» **Dataset records**
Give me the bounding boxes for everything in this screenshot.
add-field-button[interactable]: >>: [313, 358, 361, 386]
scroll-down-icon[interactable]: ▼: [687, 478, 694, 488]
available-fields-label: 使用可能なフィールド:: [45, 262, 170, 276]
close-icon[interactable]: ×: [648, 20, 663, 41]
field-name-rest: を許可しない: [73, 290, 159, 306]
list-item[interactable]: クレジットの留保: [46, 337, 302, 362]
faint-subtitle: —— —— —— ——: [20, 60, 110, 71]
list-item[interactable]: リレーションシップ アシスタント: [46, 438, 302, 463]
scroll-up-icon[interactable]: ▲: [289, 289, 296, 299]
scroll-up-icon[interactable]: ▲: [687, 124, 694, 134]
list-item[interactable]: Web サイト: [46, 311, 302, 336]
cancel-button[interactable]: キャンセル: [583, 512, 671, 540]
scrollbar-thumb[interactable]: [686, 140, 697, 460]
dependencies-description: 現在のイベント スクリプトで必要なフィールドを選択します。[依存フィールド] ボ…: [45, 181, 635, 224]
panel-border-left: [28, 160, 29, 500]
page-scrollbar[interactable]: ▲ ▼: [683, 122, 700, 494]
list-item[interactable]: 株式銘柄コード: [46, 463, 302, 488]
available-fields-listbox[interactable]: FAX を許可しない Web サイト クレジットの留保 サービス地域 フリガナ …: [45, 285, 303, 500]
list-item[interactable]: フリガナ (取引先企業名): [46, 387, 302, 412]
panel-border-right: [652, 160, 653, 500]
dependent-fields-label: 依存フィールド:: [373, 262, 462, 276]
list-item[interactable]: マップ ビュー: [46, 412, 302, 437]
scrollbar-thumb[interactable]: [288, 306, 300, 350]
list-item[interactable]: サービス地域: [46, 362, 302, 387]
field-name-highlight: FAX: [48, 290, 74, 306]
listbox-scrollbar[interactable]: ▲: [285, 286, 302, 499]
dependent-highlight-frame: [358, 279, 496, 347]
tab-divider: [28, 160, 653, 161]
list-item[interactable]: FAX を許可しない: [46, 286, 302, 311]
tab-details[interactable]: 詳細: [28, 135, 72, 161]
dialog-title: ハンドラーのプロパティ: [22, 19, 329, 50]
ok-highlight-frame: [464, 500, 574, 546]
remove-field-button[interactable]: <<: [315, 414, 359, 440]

» **What is asked**
Reproduce every line of the material above verbatim, without any alteration.

» **Exercise result**
Give me the bounding boxes for everything in this screenshot.
add-field-button[interactable]: >>: [313, 358, 361, 386]
scroll-down-icon[interactable]: ▼: [687, 478, 694, 488]
available-fields-label: 使用可能なフィールド:: [45, 262, 170, 276]
close-icon[interactable]: ×: [648, 20, 663, 41]
field-name-rest: を許可しない: [73, 290, 159, 306]
list-item[interactable]: クレジットの留保: [46, 337, 302, 362]
faint-subtitle: —— —— —— ——: [20, 60, 110, 71]
list-item[interactable]: リレーションシップ アシスタント: [46, 438, 302, 463]
scroll-up-icon[interactable]: ▲: [289, 289, 296, 299]
scroll-up-icon[interactable]: ▲: [687, 124, 694, 134]
list-item[interactable]: Web サイト: [46, 311, 302, 336]
cancel-button[interactable]: キャンセル: [583, 512, 671, 540]
scrollbar-thumb[interactable]: [686, 140, 697, 460]
dependencies-description: 現在のイベント スクリプトで必要なフィールドを選択します。[依存フィールド] ボ…: [45, 181, 635, 224]
panel-border-left: [28, 160, 29, 500]
page-scrollbar[interactable]: ▲ ▼: [683, 122, 700, 494]
list-item[interactable]: 株式銘柄コード: [46, 463, 302, 488]
available-fields-listbox[interactable]: FAX を許可しない Web サイト クレジットの留保 サービス地域 フリガナ …: [45, 285, 303, 500]
list-item[interactable]: フリガナ (取引先企業名): [46, 387, 302, 412]
panel-border-right: [652, 160, 653, 500]
dependent-fields-label: 依存フィールド:: [373, 262, 462, 276]
list-item[interactable]: マップ ビュー: [46, 412, 302, 437]
scrollbar-thumb[interactable]: [288, 306, 300, 350]
list-item[interactable]: サービス地域: [46, 362, 302, 387]
field-name-highlight: FAX: [48, 290, 74, 306]
listbox-scrollbar[interactable]: ▲: [285, 286, 302, 499]
dependent-highlight-frame: [358, 279, 496, 347]
tab-divider: [28, 160, 653, 161]
list-item[interactable]: FAX を許可しない: [46, 286, 302, 311]
tab-details[interactable]: 詳細: [28, 135, 72, 161]
dialog-title: ハンドラーのプロパティ: [22, 19, 329, 50]
ok-highlight-frame: [464, 500, 574, 546]
remove-field-button[interactable]: <<: [315, 414, 359, 440]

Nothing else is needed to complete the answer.